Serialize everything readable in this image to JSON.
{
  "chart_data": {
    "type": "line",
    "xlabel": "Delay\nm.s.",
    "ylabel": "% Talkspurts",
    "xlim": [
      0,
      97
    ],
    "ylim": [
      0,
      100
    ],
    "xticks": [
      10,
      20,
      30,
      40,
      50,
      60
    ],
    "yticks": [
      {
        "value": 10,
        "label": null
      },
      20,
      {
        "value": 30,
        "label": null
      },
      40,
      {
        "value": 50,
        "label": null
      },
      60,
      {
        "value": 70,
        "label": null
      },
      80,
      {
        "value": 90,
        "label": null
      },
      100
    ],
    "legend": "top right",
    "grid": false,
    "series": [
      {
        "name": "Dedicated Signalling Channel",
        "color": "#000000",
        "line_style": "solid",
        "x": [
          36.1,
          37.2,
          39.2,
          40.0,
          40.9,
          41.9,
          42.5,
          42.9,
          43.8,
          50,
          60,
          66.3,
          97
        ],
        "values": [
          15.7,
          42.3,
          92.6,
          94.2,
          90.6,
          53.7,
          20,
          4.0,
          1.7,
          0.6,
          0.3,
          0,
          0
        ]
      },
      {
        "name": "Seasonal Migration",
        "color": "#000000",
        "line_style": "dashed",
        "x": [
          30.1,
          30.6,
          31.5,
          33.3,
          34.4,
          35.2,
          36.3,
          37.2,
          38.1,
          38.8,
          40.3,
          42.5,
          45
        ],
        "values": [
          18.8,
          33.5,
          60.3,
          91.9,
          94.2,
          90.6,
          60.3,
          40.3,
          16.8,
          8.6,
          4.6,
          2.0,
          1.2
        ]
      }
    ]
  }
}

Set exercise >> Pull out every line in the material above where "name" occurs.

Exercise solution >>
        "name": "Dedicated Signalling Channel",
        "name": "Seasonal Migration",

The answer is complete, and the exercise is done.